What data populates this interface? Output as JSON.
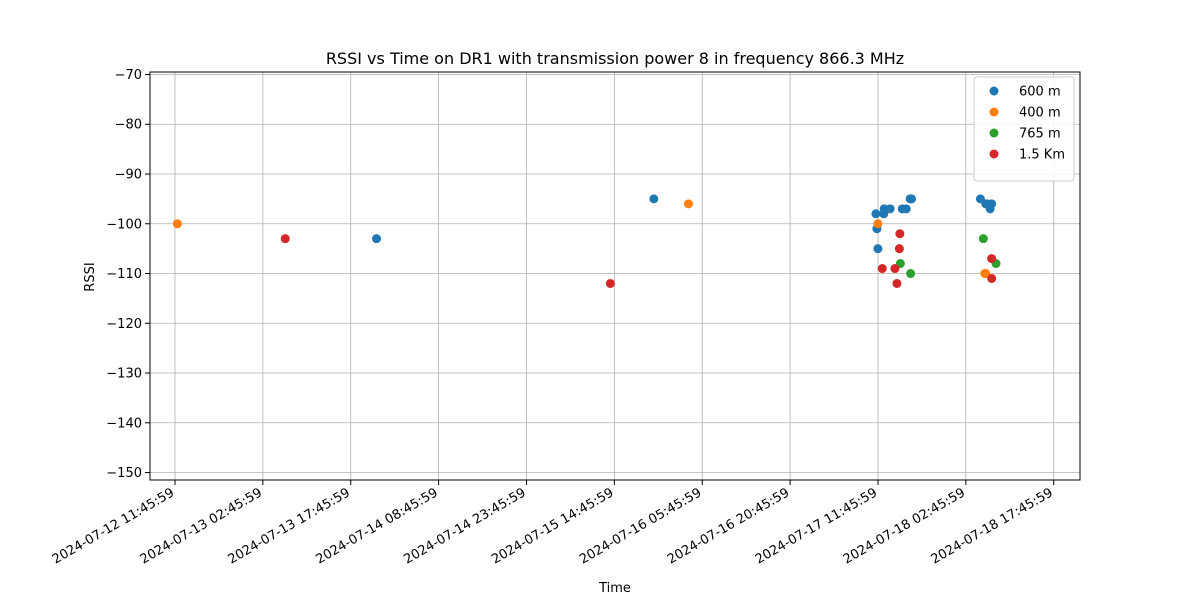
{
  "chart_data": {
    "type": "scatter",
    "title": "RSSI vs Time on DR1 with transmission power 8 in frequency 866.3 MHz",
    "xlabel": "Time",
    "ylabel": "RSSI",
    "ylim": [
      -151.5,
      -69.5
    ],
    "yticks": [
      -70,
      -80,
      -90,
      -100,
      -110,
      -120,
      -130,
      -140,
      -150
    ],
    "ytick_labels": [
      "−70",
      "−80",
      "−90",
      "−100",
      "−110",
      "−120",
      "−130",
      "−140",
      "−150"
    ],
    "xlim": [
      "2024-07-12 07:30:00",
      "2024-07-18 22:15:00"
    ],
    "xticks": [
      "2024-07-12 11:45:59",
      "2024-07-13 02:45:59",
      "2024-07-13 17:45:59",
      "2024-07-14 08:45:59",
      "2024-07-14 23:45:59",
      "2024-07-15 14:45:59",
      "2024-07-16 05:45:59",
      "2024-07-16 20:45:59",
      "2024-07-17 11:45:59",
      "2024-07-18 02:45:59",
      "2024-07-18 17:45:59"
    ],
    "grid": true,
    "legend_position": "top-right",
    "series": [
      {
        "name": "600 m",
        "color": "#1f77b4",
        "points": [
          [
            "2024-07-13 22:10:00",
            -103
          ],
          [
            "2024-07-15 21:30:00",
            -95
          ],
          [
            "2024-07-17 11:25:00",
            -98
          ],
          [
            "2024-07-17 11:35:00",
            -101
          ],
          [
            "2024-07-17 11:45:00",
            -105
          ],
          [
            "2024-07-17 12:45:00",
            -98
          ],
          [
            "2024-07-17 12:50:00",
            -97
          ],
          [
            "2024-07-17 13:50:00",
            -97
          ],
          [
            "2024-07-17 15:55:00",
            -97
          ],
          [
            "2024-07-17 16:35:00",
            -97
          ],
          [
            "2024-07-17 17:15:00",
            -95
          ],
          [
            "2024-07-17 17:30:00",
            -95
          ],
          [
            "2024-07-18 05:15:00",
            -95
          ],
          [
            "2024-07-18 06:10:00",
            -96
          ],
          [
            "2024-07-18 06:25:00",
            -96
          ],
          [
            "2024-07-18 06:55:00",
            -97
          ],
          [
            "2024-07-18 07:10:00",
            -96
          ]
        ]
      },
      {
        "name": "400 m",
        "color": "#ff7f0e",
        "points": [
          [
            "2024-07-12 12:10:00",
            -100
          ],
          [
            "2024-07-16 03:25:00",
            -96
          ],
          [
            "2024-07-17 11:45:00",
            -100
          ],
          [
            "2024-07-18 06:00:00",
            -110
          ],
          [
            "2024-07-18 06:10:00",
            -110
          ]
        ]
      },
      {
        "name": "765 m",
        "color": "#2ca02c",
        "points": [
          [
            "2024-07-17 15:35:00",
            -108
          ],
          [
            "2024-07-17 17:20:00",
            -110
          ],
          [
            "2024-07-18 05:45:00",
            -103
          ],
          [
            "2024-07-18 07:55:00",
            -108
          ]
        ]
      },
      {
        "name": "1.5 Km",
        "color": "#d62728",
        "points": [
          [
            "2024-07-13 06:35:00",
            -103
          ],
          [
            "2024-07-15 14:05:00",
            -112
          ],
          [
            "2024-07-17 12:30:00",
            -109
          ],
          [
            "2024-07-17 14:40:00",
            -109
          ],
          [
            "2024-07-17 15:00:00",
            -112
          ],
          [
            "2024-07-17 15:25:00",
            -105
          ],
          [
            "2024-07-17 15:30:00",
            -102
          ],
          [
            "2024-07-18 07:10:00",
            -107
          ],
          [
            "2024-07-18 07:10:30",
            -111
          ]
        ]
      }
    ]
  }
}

-------------------------

## Stated task
Without the pictures, write out every entry precisely as it appears.

## Solution to this exercise
What data populates this interface? Output as JSON.
{
  "chart_data": {
    "type": "scatter",
    "title": "RSSI vs Time on DR1 with transmission power 8 in frequency 866.3 MHz",
    "xlabel": "Time",
    "ylabel": "RSSI",
    "ylim": [
      -151.5,
      -69.5
    ],
    "yticks": [
      -70,
      -80,
      -90,
      -100,
      -110,
      -120,
      -130,
      -140,
      -150
    ],
    "ytick_labels": [
      "−70",
      "−80",
      "−90",
      "−100",
      "−110",
      "−120",
      "−130",
      "−140",
      "−150"
    ],
    "xlim": [
      "2024-07-12 07:30:00",
      "2024-07-18 22:15:00"
    ],
    "xticks": [
      "2024-07-12 11:45:59",
      "2024-07-13 02:45:59",
      "2024-07-13 17:45:59",
      "2024-07-14 08:45:59",
      "2024-07-14 23:45:59",
      "2024-07-15 14:45:59",
      "2024-07-16 05:45:59",
      "2024-07-16 20:45:59",
      "2024-07-17 11:45:59",
      "2024-07-18 02:45:59",
      "2024-07-18 17:45:59"
    ],
    "grid": true,
    "legend_position": "top-right",
    "series": [
      {
        "name": "600 m",
        "color": "#1f77b4",
        "points": [
          [
            "2024-07-13 22:10:00",
            -103
          ],
          [
            "2024-07-15 21:30:00",
            -95
          ],
          [
            "2024-07-17 11:25:00",
            -98
          ],
          [
            "2024-07-17 11:35:00",
            -101
          ],
          [
            "2024-07-17 11:45:00",
            -105
          ],
          [
            "2024-07-17 12:45:00",
            -98
          ],
          [
            "2024-07-17 12:50:00",
            -97
          ],
          [
            "2024-07-17 13:50:00",
            -97
          ],
          [
            "2024-07-17 15:55:00",
            -97
          ],
          [
            "2024-07-17 16:35:00",
            -97
          ],
          [
            "2024-07-17 17:15:00",
            -95
          ],
          [
            "2024-07-17 17:30:00",
            -95
          ],
          [
            "2024-07-18 05:15:00",
            -95
          ],
          [
            "2024-07-18 06:10:00",
            -96
          ],
          [
            "2024-07-18 06:25:00",
            -96
          ],
          [
            "2024-07-18 06:55:00",
            -97
          ],
          [
            "2024-07-18 07:10:00",
            -96
          ]
        ]
      },
      {
        "name": "400 m",
        "color": "#ff7f0e",
        "points": [
          [
            "2024-07-12 12:10:00",
            -100
          ],
          [
            "2024-07-16 03:25:00",
            -96
          ],
          [
            "2024-07-17 11:45:00",
            -100
          ],
          [
            "2024-07-18 06:00:00",
            -110
          ],
          [
            "2024-07-18 06:10:00",
            -110
          ]
        ]
      },
      {
        "name": "765 m",
        "color": "#2ca02c",
        "points": [
          [
            "2024-07-17 15:35:00",
            -108
          ],
          [
            "2024-07-17 17:20:00",
            -110
          ],
          [
            "2024-07-18 05:45:00",
            -103
          ],
          [
            "2024-07-18 07:55:00",
            -108
          ]
        ]
      },
      {
        "name": "1.5 Km",
        "color": "#d62728",
        "points": [
          [
            "2024-07-13 06:35:00",
            -103
          ],
          [
            "2024-07-15 14:05:00",
            -112
          ],
          [
            "2024-07-17 12:30:00",
            -109
          ],
          [
            "2024-07-17 14:40:00",
            -109
          ],
          [
            "2024-07-17 15:00:00",
            -112
          ],
          [
            "2024-07-17 15:25:00",
            -105
          ],
          [
            "2024-07-17 15:30:00",
            -102
          ],
          [
            "2024-07-18 07:10:00",
            -107
          ],
          [
            "2024-07-18 07:10:30",
            -111
          ]
        ]
      }
    ]
  }
}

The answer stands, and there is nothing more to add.